Tally the lines in these records that hold the string "APPROXIMATE", and reply with the number alone.

___ Data provided ___

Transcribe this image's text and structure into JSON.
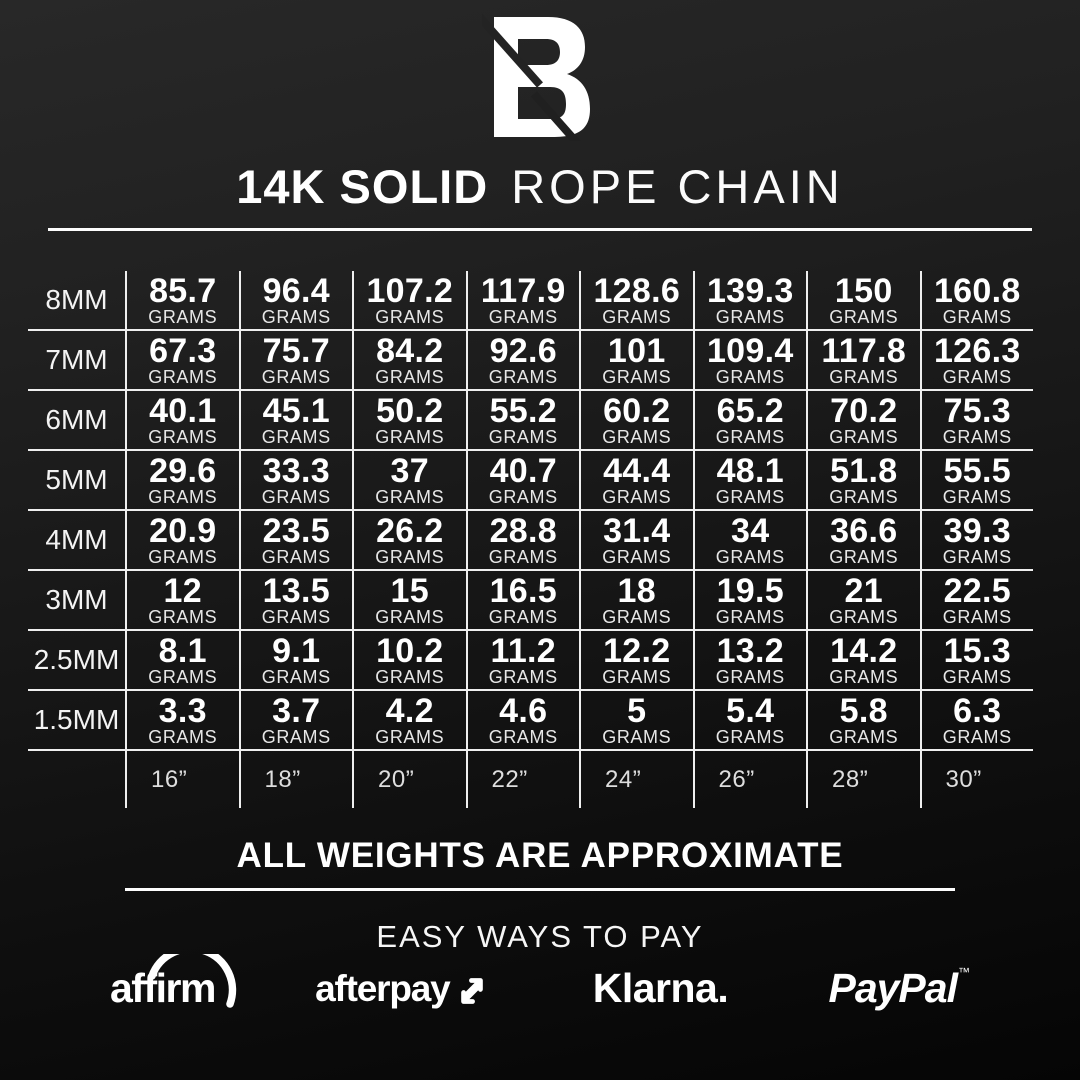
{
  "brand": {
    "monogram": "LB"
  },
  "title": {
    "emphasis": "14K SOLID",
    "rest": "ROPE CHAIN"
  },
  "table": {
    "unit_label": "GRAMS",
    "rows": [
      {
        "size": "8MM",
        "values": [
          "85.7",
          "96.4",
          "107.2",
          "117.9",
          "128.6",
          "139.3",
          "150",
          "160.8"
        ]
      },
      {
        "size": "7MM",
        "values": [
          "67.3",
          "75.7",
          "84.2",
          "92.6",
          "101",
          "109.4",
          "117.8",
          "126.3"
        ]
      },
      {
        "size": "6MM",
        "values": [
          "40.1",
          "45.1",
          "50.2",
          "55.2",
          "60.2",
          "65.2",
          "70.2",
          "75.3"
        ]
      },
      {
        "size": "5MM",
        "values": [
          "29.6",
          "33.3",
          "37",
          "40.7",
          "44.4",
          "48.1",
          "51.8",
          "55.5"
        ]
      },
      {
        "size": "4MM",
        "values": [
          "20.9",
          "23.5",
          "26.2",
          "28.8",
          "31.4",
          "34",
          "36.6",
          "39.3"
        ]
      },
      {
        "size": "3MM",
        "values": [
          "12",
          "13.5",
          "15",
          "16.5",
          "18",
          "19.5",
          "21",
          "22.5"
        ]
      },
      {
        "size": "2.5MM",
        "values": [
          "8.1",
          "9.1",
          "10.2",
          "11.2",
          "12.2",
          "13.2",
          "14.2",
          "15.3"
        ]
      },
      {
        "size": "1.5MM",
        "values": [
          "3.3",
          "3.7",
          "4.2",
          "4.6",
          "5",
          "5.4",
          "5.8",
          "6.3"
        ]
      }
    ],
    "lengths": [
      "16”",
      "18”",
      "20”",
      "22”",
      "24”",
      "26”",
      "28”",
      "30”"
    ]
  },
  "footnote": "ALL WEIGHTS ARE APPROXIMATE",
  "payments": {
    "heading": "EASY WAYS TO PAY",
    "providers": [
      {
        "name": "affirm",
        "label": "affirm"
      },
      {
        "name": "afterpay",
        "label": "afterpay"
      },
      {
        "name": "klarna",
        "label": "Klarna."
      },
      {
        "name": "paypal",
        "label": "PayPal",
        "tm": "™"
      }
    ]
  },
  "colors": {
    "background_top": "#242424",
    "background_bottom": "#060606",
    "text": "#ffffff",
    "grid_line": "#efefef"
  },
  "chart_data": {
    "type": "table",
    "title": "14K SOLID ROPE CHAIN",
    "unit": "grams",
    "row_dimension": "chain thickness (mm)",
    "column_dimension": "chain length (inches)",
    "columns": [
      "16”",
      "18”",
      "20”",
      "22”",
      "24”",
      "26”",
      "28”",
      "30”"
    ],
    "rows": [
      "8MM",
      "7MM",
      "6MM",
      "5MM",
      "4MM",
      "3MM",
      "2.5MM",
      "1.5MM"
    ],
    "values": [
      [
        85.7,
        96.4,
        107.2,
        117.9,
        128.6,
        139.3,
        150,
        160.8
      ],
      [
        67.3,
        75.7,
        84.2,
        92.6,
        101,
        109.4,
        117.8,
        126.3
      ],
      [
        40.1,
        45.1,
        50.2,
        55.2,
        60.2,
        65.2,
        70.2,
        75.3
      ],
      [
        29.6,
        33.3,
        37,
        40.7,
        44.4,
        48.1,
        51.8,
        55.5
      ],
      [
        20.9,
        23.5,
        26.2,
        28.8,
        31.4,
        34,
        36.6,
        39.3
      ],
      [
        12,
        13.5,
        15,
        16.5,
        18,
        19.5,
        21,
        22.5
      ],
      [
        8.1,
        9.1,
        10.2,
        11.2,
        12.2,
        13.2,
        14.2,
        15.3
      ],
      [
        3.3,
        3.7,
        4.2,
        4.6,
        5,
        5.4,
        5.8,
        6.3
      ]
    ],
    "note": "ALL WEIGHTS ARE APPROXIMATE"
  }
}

___

• [The reply]: 2